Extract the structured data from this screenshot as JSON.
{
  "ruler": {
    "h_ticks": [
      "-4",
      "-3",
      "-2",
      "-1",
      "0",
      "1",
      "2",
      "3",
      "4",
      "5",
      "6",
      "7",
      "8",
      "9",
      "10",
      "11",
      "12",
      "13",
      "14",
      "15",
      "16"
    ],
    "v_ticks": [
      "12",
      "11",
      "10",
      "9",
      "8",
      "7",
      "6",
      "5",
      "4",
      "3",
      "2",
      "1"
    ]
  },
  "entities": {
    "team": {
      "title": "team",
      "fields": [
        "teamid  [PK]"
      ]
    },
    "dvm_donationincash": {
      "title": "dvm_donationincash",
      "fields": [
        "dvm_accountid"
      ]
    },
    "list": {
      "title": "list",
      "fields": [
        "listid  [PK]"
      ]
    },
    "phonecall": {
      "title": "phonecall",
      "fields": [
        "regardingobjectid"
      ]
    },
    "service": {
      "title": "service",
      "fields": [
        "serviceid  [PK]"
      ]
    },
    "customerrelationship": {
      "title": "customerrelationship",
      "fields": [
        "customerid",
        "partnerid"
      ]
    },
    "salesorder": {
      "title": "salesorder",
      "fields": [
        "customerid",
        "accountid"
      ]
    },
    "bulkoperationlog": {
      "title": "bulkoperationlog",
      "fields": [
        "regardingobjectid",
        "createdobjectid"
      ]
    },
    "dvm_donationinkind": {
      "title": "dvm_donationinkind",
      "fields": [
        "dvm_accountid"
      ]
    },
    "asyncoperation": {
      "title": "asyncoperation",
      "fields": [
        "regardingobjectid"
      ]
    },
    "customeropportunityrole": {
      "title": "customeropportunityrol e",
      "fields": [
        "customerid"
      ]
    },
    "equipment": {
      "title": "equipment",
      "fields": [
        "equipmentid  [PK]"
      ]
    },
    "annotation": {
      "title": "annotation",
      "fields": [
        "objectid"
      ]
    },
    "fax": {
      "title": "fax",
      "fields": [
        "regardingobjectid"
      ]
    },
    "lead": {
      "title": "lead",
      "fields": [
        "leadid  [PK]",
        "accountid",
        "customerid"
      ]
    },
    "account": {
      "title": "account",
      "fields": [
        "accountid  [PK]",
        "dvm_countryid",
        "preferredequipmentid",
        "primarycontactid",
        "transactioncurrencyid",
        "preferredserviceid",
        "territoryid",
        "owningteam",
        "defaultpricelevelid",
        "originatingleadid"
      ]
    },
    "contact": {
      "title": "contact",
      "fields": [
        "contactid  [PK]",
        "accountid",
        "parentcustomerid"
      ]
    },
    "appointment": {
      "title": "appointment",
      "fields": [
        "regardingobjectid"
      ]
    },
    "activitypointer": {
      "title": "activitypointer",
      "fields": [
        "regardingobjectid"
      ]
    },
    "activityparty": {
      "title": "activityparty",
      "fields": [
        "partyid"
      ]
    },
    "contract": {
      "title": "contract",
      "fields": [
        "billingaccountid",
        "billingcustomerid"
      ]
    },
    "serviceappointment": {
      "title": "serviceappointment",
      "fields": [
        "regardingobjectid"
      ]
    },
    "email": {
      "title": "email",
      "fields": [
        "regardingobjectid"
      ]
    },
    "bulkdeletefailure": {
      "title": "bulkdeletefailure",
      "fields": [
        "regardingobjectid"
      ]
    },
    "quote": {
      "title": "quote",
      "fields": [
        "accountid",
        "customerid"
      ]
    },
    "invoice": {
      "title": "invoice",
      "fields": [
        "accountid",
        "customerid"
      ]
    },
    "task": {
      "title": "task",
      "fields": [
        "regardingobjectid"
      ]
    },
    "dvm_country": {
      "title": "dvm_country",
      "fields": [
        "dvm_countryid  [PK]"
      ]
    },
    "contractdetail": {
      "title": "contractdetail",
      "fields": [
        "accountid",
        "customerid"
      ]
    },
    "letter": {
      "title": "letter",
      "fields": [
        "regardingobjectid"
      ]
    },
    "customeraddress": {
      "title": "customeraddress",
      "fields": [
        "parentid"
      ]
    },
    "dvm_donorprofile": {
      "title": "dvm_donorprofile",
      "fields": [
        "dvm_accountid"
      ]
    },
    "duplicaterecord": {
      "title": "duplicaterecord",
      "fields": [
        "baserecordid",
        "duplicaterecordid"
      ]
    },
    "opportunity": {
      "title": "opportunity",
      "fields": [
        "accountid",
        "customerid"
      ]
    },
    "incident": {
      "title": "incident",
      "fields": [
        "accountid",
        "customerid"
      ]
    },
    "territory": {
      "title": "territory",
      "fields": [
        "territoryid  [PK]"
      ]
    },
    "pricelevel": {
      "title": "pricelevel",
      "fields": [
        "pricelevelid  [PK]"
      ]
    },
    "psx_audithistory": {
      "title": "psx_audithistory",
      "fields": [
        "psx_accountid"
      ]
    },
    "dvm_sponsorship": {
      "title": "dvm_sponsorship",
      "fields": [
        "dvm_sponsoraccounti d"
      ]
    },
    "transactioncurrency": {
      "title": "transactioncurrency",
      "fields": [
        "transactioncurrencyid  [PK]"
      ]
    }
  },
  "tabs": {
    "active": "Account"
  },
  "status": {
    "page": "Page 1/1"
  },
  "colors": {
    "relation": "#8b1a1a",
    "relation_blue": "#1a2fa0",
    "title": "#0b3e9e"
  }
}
....
Your answer should be a single number: the count of lines in the material above that contain "activityparty".

TASK ANSWER: 2